REQUIRED TASK: Give the number of lines in the data that contain "name", and nothing more.

RAW DATA:
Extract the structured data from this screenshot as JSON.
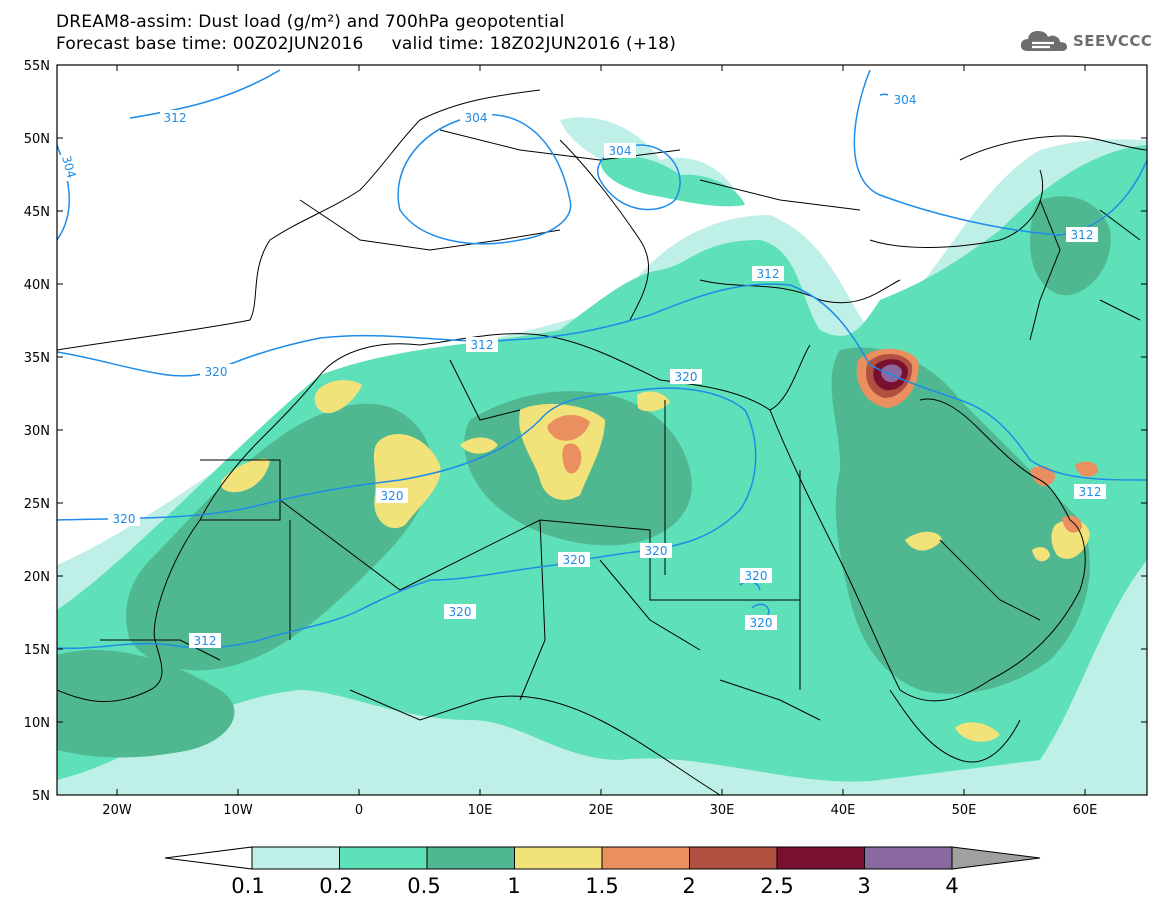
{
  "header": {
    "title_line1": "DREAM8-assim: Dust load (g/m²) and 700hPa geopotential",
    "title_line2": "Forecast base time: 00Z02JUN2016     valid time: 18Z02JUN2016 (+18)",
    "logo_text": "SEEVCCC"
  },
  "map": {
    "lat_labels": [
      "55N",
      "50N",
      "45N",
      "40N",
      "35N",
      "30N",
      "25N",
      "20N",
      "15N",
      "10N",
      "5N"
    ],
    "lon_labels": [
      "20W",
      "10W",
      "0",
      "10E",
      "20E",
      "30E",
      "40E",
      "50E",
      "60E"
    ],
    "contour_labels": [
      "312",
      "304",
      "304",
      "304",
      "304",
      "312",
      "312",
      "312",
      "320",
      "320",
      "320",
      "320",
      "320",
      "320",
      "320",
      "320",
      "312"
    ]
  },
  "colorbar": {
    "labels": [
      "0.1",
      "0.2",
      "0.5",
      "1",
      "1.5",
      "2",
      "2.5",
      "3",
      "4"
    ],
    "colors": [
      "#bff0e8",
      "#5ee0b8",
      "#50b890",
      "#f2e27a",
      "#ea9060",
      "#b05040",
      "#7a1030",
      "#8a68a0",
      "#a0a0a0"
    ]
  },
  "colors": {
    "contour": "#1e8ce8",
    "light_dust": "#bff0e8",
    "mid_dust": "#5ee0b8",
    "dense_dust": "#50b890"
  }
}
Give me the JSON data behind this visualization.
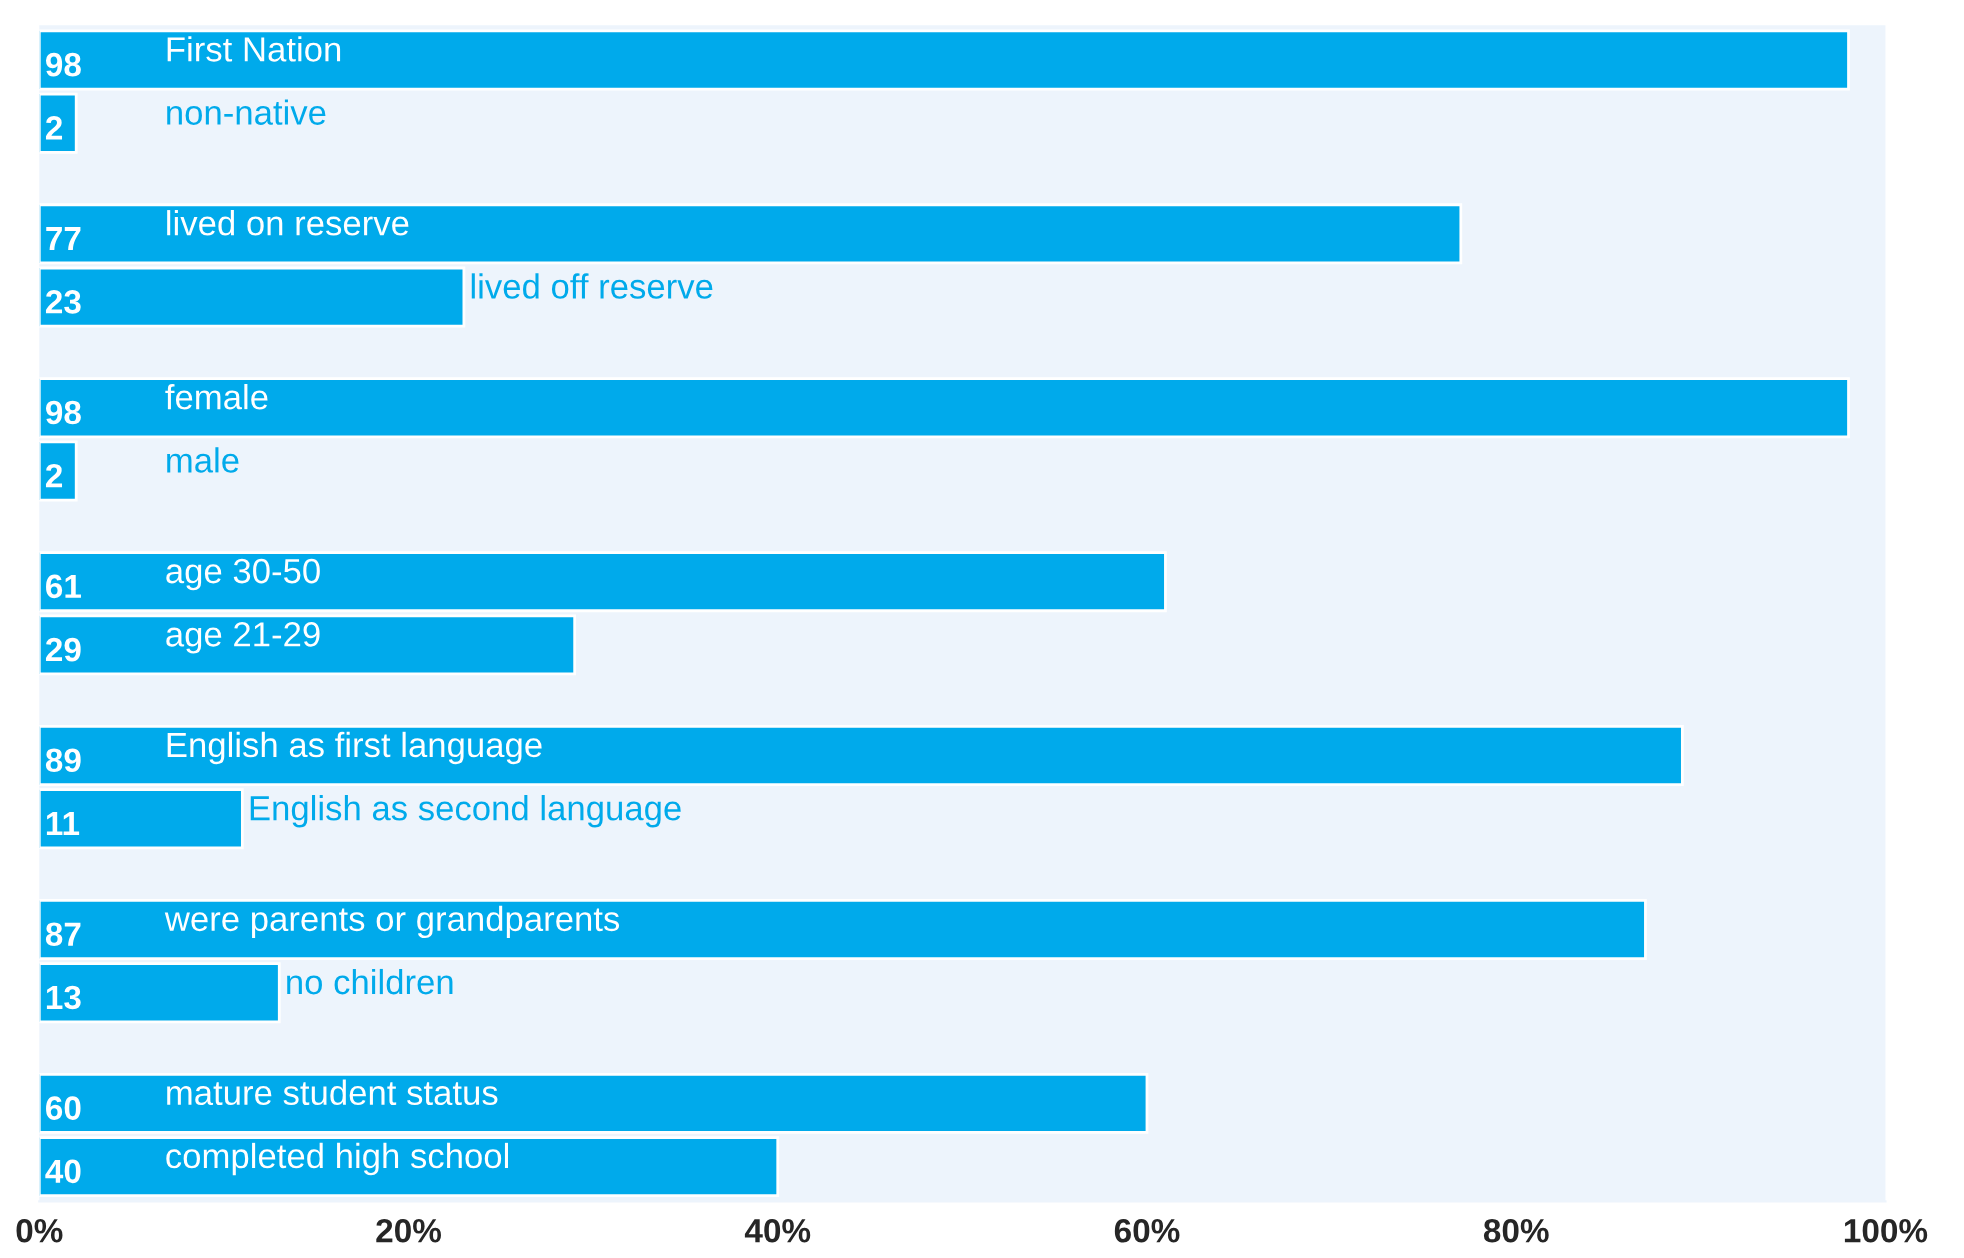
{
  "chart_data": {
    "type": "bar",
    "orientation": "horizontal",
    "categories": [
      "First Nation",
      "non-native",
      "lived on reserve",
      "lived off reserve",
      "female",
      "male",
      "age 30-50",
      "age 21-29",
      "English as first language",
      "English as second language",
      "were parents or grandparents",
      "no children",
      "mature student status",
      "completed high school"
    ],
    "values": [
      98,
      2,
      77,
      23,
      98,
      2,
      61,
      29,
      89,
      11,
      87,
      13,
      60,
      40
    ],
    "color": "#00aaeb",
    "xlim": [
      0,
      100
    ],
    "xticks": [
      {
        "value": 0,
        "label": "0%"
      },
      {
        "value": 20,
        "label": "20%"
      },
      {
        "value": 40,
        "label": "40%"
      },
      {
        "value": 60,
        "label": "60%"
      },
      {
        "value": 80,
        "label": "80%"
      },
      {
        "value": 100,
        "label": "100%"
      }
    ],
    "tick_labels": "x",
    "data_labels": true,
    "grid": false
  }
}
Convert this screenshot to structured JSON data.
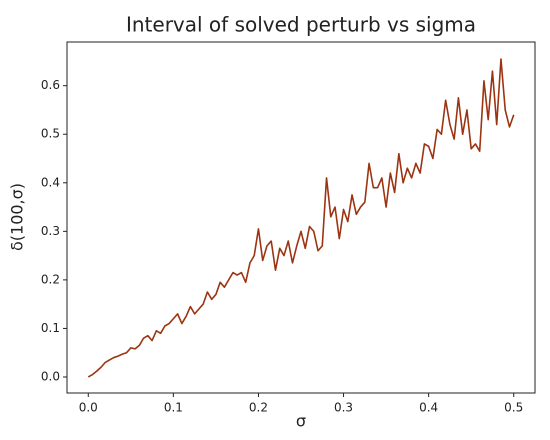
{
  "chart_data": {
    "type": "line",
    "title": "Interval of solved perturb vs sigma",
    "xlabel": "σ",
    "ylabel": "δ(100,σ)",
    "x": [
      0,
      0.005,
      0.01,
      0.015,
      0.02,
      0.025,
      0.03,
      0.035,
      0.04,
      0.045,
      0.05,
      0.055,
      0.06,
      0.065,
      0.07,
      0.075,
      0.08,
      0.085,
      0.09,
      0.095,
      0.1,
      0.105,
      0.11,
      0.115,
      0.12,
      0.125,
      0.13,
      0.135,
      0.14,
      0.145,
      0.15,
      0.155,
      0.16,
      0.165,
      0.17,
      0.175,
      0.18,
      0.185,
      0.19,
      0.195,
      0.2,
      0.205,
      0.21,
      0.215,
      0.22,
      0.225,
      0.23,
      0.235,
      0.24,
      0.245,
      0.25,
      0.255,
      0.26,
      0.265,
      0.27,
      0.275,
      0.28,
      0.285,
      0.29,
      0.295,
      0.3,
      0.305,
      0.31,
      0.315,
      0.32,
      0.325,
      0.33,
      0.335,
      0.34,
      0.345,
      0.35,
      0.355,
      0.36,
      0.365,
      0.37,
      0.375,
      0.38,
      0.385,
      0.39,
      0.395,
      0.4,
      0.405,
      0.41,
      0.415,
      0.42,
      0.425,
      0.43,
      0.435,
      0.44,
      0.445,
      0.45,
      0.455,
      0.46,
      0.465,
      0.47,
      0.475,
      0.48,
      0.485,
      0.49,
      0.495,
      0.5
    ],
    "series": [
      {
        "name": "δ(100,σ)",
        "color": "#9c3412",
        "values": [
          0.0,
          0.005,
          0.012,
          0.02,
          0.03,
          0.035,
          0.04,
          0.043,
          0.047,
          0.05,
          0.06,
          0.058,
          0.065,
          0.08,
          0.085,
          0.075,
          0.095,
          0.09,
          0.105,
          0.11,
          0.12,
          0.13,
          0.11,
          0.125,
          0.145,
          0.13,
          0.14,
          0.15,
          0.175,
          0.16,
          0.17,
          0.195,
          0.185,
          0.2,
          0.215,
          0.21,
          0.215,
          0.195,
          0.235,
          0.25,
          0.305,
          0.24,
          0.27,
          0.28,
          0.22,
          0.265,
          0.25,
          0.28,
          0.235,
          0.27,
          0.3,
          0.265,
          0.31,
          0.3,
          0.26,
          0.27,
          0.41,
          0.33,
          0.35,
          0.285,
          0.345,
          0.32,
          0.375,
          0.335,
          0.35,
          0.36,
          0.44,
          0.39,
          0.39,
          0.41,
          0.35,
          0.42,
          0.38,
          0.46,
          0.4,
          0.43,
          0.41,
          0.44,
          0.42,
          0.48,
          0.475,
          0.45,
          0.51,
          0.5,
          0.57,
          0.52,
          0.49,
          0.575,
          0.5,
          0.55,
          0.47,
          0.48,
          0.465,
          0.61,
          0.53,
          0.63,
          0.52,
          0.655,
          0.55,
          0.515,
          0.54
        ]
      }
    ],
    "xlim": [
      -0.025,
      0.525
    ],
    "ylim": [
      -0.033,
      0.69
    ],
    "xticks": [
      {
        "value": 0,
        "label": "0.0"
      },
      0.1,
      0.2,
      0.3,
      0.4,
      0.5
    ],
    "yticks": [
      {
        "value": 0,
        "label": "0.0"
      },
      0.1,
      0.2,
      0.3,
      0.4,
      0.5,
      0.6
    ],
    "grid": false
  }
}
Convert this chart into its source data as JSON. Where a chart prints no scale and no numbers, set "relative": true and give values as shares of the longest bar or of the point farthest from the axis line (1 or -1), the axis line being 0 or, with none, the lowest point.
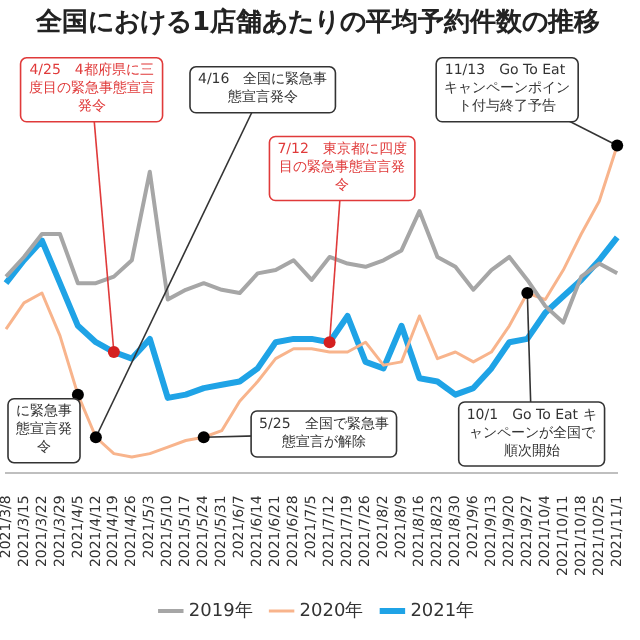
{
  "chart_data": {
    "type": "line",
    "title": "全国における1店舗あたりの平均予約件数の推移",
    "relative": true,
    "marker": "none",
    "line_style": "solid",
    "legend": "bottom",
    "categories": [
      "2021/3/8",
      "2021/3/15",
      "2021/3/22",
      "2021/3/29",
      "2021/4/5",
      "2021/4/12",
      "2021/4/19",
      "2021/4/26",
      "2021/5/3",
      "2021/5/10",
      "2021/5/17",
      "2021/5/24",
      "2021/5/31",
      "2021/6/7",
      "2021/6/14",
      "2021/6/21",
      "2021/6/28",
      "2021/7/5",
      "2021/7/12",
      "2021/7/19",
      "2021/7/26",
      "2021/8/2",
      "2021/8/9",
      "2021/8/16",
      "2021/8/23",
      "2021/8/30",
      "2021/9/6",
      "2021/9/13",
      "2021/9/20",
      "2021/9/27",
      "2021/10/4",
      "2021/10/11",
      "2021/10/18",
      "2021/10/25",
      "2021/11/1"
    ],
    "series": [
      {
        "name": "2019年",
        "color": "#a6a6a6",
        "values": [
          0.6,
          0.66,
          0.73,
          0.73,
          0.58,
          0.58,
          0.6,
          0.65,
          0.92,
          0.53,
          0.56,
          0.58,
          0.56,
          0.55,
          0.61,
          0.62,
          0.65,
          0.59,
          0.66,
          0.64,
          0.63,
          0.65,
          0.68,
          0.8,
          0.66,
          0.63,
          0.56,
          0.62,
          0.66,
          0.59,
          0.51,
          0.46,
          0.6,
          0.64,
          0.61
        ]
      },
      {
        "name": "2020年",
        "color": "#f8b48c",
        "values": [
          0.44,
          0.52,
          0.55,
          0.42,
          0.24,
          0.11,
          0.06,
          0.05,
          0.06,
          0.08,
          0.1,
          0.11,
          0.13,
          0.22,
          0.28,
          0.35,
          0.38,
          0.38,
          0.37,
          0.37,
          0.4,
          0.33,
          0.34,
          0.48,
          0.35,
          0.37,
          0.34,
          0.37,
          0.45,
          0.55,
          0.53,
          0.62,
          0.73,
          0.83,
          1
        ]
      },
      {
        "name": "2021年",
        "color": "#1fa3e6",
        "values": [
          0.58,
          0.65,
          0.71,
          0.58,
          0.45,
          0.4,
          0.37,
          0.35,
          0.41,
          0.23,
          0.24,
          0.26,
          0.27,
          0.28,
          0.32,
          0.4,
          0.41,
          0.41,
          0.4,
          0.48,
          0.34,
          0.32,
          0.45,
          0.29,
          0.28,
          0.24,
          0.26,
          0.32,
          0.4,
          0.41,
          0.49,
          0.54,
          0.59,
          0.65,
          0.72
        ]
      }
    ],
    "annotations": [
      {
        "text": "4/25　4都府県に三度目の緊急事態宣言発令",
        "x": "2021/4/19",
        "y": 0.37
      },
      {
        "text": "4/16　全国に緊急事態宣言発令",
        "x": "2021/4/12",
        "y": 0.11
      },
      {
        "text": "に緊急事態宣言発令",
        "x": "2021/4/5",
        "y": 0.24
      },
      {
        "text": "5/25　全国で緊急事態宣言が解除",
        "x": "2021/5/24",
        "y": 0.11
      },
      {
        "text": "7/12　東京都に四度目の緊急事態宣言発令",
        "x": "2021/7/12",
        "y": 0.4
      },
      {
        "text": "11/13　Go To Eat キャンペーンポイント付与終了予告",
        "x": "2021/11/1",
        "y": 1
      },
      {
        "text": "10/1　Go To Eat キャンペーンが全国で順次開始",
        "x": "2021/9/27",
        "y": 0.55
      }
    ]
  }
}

COMPLETE OUTPUT: 4